# start of Input rows
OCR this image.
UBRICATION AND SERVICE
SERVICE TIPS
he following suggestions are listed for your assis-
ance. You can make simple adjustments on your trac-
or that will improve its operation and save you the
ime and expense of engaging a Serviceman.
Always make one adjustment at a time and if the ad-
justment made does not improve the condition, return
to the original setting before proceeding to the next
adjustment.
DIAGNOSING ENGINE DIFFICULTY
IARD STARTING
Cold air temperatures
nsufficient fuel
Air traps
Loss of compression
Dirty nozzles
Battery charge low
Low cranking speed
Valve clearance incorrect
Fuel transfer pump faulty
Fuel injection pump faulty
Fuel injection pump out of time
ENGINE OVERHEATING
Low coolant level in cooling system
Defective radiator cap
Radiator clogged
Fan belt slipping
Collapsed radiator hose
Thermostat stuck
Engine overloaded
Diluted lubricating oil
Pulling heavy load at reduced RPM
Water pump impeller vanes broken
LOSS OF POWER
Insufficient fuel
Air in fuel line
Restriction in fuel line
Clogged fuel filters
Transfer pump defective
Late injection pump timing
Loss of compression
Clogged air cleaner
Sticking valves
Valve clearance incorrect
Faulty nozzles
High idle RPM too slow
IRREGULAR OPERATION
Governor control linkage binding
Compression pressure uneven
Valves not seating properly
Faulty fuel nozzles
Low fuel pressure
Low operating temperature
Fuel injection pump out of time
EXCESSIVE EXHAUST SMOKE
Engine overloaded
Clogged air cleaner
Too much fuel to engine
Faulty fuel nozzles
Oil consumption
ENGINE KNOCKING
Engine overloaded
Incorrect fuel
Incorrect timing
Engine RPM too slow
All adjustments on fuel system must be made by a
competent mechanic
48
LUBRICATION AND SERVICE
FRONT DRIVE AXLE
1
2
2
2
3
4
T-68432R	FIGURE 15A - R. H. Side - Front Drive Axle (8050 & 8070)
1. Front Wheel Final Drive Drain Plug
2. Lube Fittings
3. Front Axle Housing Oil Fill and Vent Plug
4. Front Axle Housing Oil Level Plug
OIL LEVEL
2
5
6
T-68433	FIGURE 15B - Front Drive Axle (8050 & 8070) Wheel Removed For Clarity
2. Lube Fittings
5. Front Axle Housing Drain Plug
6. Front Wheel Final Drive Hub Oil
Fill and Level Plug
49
# end of Input rows
**The exercise**
Repeat the material above in full, exactly as it stands.

**Full response**
OCR this image.
UBRICATION AND SERVICE
SERVICE TIPS
he following suggestions are listed for your assis-
ance. You can make simple adjustments on your trac-
or that will improve its operation and save you the
ime and expense of engaging a Serviceman.
Always make one adjustment at a time and if the ad-
justment made does not improve the condition, return
to the original setting before proceeding to the next
adjustment.
DIAGNOSING ENGINE DIFFICULTY
IARD STARTING
Cold air temperatures
nsufficient fuel
Air traps
Loss of compression
Dirty nozzles
Battery charge low
Low cranking speed
Valve clearance incorrect
Fuel transfer pump faulty
Fuel injection pump faulty
Fuel injection pump out of time
ENGINE OVERHEATING
Low coolant level in cooling system
Defective radiator cap
Radiator clogged
Fan belt slipping
Collapsed radiator hose
Thermostat stuck
Engine overloaded
Diluted lubricating oil
Pulling heavy load at reduced RPM
Water pump impeller vanes broken
LOSS OF POWER
Insufficient fuel
Air in fuel line
Restriction in fuel line
Clogged fuel filters
Transfer pump defective
Late injection pump timing
Loss of compression
Clogged air cleaner
Sticking valves
Valve clearance incorrect
Faulty nozzles
High idle RPM too slow
IRREGULAR OPERATION
Governor control linkage binding
Compression pressure uneven
Valves not seating properly
Faulty fuel nozzles
Low fuel pressure
Low operating temperature
Fuel injection pump out of time
EXCESSIVE EXHAUST SMOKE
Engine overloaded
Clogged air cleaner
Too much fuel to engine
Faulty fuel nozzles
Oil consumption
ENGINE KNOCKING
Engine overloaded
Incorrect fuel
Incorrect timing
Engine RPM too slow
All adjustments on fuel system must be made by a
competent mechanic
48
LUBRICATION AND SERVICE
FRONT DRIVE AXLE
1
2
2
2
3
4
T-68432R	FIGURE 15A - R. H. Side - Front Drive Axle (8050 & 8070)
1. Front Wheel Final Drive Drain Plug
2. Lube Fittings
3. Front Axle Housing Oil Fill and Vent Plug
4. Front Axle Housing Oil Level Plug
OIL LEVEL
2
5
6
T-68433	FIGURE 15B - Front Drive Axle (8050 & 8070) Wheel Removed For Clarity
2. Lube Fittings
5. Front Axle Housing Drain Plug
6. Front Wheel Final Drive Hub Oil
Fill and Level Plug
49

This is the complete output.